## The records
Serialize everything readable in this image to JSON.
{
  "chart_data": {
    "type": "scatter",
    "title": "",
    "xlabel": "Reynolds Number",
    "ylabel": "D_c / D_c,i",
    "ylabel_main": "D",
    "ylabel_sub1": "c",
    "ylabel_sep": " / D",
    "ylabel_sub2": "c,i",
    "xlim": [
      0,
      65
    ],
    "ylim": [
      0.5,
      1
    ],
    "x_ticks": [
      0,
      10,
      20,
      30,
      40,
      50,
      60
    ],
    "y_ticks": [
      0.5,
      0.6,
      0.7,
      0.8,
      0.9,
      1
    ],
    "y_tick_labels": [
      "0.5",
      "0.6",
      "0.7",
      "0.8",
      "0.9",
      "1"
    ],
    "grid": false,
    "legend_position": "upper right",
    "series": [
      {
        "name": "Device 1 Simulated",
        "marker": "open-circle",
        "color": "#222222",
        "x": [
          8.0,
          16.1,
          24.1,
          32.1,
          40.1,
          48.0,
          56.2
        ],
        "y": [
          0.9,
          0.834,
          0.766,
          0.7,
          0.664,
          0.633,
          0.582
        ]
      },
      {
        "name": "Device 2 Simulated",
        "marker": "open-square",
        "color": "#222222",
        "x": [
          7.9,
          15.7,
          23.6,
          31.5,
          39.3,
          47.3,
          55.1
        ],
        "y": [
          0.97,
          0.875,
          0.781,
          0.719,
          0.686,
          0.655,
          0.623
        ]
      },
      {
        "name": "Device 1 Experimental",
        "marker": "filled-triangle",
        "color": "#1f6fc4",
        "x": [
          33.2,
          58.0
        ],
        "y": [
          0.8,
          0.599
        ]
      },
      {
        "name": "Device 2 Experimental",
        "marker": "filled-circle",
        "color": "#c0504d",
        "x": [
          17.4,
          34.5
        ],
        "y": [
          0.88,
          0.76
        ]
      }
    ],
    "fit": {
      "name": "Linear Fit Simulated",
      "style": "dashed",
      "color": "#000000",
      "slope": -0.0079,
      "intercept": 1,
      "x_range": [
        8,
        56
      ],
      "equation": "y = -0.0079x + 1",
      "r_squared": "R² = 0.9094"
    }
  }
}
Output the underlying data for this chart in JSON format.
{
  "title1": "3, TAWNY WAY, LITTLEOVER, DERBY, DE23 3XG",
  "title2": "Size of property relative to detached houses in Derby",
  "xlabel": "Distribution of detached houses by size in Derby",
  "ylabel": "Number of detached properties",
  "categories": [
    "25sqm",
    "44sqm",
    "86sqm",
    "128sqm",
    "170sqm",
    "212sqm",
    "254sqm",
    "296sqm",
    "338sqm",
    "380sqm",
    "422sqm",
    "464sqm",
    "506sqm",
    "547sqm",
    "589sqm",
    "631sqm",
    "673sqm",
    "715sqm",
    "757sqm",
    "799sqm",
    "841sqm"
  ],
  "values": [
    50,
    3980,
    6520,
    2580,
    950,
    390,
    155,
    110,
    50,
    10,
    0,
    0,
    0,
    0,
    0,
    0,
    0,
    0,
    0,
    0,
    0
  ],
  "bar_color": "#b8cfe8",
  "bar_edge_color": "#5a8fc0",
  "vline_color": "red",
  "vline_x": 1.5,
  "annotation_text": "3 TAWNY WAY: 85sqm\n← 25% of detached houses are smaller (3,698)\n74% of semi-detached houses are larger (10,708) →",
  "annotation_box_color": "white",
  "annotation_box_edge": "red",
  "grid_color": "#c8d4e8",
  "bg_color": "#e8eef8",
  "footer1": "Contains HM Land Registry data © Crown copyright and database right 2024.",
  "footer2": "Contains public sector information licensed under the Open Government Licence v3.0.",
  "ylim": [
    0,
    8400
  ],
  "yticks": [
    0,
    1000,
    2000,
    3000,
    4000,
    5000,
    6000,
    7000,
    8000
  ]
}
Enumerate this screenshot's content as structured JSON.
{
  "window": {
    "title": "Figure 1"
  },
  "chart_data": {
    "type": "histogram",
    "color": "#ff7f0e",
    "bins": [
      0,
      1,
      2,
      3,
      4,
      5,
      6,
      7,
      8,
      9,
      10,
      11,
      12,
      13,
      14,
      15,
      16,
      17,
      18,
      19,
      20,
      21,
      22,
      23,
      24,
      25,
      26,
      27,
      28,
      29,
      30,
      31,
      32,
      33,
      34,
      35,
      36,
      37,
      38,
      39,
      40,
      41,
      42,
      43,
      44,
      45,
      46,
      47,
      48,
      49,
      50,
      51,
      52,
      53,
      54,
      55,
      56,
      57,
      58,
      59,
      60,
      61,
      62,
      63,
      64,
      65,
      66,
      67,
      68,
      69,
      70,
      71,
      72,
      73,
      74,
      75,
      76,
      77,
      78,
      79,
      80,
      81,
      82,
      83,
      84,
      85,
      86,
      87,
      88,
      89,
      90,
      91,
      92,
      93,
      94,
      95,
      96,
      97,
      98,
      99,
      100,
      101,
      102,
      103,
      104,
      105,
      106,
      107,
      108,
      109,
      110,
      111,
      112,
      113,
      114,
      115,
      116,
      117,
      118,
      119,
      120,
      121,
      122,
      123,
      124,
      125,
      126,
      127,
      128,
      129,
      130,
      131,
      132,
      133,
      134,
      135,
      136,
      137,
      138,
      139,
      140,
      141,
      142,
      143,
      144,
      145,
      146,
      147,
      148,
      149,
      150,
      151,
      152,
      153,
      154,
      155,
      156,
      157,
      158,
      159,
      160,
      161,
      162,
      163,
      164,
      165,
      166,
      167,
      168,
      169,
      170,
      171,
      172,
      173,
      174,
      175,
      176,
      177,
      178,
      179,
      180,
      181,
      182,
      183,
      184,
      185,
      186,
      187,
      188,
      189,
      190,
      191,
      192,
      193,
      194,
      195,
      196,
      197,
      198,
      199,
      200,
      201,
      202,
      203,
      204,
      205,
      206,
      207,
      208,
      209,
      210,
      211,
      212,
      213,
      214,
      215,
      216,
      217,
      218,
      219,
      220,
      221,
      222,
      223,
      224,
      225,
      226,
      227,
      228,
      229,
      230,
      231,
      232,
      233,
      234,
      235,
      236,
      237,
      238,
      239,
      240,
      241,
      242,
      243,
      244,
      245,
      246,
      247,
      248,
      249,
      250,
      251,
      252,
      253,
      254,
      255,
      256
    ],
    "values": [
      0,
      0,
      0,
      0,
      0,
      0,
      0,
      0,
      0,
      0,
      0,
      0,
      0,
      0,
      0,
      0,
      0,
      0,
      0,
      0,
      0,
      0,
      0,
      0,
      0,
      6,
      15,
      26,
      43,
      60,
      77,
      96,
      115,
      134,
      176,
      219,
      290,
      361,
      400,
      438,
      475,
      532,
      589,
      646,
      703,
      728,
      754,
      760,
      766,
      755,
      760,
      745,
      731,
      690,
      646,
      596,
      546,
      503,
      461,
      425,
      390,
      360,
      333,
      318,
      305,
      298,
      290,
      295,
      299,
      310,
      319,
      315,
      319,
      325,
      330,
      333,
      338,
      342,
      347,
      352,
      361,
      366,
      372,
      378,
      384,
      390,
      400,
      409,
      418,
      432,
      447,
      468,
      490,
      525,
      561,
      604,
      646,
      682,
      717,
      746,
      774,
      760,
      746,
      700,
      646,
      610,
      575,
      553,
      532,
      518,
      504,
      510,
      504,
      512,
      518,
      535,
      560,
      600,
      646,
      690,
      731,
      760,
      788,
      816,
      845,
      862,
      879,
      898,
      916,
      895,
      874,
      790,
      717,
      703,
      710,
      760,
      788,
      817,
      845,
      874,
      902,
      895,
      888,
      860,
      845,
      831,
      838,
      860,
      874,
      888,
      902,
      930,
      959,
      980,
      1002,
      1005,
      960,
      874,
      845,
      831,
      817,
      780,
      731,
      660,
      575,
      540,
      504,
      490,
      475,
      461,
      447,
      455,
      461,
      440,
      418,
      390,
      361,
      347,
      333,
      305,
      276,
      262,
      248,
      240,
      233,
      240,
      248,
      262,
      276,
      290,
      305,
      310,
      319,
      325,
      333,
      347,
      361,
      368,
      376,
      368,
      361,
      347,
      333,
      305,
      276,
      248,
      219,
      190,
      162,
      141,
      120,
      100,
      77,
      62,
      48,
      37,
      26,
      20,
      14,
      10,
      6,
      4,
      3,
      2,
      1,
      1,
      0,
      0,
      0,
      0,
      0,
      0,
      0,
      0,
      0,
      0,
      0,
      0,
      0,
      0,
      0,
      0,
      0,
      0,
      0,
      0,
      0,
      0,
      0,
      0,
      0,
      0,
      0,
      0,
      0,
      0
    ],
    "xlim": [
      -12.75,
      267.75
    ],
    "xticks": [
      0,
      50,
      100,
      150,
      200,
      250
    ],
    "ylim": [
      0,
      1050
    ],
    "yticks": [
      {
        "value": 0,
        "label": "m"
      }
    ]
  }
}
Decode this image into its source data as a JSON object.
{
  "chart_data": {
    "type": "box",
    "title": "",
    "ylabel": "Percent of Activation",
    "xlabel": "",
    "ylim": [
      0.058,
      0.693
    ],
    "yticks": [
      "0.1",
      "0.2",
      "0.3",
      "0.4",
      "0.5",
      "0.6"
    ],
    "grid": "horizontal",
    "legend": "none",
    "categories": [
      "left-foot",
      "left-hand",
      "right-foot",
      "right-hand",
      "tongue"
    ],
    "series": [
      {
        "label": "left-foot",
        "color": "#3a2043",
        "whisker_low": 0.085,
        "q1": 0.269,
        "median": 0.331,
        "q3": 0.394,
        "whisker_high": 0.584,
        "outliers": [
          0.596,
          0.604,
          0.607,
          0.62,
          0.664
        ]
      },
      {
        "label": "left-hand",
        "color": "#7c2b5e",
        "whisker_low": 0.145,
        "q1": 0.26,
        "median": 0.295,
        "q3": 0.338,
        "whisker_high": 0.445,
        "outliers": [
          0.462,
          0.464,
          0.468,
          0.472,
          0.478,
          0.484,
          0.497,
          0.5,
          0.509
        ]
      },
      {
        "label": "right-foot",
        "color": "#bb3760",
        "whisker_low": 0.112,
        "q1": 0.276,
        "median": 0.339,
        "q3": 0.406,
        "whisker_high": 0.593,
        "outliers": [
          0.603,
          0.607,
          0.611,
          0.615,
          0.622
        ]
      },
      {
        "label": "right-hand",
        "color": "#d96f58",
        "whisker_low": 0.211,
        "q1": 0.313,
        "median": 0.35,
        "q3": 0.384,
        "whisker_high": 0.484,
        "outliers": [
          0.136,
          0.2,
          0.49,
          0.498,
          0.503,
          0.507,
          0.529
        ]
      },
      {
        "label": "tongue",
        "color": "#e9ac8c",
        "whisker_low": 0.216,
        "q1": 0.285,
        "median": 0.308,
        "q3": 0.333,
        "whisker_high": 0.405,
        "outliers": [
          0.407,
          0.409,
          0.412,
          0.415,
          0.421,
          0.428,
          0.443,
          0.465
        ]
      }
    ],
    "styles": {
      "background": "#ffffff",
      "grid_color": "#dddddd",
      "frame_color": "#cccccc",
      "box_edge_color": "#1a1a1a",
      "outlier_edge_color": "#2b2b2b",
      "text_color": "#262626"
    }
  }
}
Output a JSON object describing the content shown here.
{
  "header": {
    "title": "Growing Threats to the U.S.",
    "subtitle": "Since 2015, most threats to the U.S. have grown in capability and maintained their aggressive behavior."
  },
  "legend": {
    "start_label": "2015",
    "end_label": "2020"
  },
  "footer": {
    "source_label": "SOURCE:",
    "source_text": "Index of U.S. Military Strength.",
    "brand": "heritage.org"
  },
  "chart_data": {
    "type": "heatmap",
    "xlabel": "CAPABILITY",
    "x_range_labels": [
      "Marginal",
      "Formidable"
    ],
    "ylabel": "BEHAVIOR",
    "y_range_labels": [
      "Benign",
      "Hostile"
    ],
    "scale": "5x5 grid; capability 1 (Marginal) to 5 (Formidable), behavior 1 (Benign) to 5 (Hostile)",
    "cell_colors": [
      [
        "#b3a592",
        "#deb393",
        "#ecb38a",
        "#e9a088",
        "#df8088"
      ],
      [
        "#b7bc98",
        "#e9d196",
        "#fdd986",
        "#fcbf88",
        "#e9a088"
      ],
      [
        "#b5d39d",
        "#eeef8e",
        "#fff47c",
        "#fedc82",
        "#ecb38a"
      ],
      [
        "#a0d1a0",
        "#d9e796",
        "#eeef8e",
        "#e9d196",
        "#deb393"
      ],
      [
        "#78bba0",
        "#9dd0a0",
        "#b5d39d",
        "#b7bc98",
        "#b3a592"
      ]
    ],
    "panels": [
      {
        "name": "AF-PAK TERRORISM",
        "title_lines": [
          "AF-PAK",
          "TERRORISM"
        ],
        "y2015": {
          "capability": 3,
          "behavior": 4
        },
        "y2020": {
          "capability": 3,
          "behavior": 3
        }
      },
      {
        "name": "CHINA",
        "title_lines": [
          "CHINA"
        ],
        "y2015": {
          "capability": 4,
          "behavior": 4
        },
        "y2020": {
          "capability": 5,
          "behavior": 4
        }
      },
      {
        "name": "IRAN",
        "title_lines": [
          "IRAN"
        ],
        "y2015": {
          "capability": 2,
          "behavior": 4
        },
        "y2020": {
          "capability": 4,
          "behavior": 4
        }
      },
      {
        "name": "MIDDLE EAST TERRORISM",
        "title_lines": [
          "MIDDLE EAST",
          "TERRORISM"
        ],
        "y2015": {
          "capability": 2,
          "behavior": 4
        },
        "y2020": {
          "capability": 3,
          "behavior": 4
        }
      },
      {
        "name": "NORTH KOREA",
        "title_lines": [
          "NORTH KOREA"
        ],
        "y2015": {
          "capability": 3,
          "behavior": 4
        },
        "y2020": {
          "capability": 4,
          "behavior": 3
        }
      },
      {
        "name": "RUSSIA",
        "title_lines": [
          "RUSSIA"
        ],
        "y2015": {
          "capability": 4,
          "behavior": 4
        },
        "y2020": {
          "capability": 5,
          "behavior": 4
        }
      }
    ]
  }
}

## Exercise objective
Collect each line containing the string "right".

## In response
    "legend_position": "upper right",
  "footer1": "Contains HM Land Registry data © Crown copyright and database right 2024.",
      "right-foot",
      "right-hand",
        "label": "right-foot",
        "label": "right-hand",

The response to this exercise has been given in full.